__DIRECTION__: Skip the pictures. Reproduce all other material exactly.

__INPUT MATERIAL__:

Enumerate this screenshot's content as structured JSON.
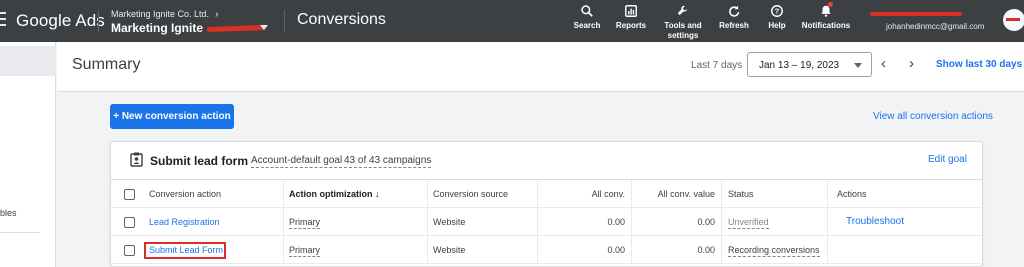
{
  "topbar": {
    "brand": "Google Ads",
    "account_sub": "Marketing Ignite Co. Ltd.",
    "account_main": "Marketing Ignite",
    "page_name": "Conversions",
    "tools": [
      {
        "label": "Search",
        "icon": "search-icon"
      },
      {
        "label": "Reports",
        "icon": "reports-icon"
      },
      {
        "label": "Tools and settings",
        "icon": "wrench-icon"
      },
      {
        "label": "Refresh",
        "icon": "refresh-icon"
      },
      {
        "label": "Help",
        "icon": "help-icon"
      },
      {
        "label": "Notifications",
        "icon": "bell-icon"
      }
    ],
    "user_email": "johanhedinmcc@gmail.com"
  },
  "leftrail": {
    "partial_text": "bles"
  },
  "summary": {
    "title": "Summary",
    "range_label": "Last 7 days",
    "date_range": "Jan 13 – 19, 2023",
    "show_last": "Show last 30 days"
  },
  "actions": {
    "new_conversion": "+ New conversion action",
    "view_all": "View all conversion actions"
  },
  "goal_card": {
    "title": "Submit lead form",
    "goal_type": "Account-default goal",
    "campaigns": "43 of 43 campaigns",
    "edit": "Edit goal",
    "columns": [
      "Conversion action",
      "Action optimization",
      "Conversion source",
      "All conv.",
      "All conv. value",
      "Status",
      "Actions"
    ],
    "rows": [
      {
        "action": "Lead Registration",
        "optimization": "Primary",
        "source": "Website",
        "all_conv": "0.00",
        "all_conv_value": "0.00",
        "status": "Unverified",
        "actions": "Troubleshoot"
      },
      {
        "action": "Submit Lead Form",
        "optimization": "Primary",
        "source": "Website",
        "all_conv": "0.00",
        "all_conv_value": "0.00",
        "status": "Recording conversions",
        "actions": ""
      }
    ]
  },
  "colors": {
    "topbar": "#3c4043",
    "accent": "#1a73e8",
    "highlight": "#d93025"
  }
}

__SOLUTION TO THIS TASK__:
Enumerate this screenshot's content as structured JSON.
{
  "topbar": {
    "brand": "Google Ads",
    "account_sub": "Marketing Ignite Co. Ltd.",
    "account_main": "Marketing Ignite",
    "page_name": "Conversions",
    "tools": [
      {
        "label": "Search",
        "icon": "search-icon"
      },
      {
        "label": "Reports",
        "icon": "reports-icon"
      },
      {
        "label": "Tools and settings",
        "icon": "wrench-icon"
      },
      {
        "label": "Refresh",
        "icon": "refresh-icon"
      },
      {
        "label": "Help",
        "icon": "help-icon"
      },
      {
        "label": "Notifications",
        "icon": "bell-icon"
      }
    ],
    "user_email": "johanhedinmcc@gmail.com"
  },
  "leftrail": {
    "partial_text": "bles"
  },
  "summary": {
    "title": "Summary",
    "range_label": "Last 7 days",
    "date_range": "Jan 13 – 19, 2023",
    "show_last": "Show last 30 days"
  },
  "actions": {
    "new_conversion": "+ New conversion action",
    "view_all": "View all conversion actions"
  },
  "goal_card": {
    "title": "Submit lead form",
    "goal_type": "Account-default goal",
    "campaigns": "43 of 43 campaigns",
    "edit": "Edit goal",
    "columns": [
      "Conversion action",
      "Action optimization",
      "Conversion source",
      "All conv.",
      "All conv. value",
      "Status",
      "Actions"
    ],
    "rows": [
      {
        "action": "Lead Registration",
        "optimization": "Primary",
        "source": "Website",
        "all_conv": "0.00",
        "all_conv_value": "0.00",
        "status": "Unverified",
        "actions": "Troubleshoot"
      },
      {
        "action": "Submit Lead Form",
        "optimization": "Primary",
        "source": "Website",
        "all_conv": "0.00",
        "all_conv_value": "0.00",
        "status": "Recording conversions",
        "actions": ""
      }
    ]
  },
  "colors": {
    "topbar": "#3c4043",
    "accent": "#1a73e8",
    "highlight": "#d93025"
  }
}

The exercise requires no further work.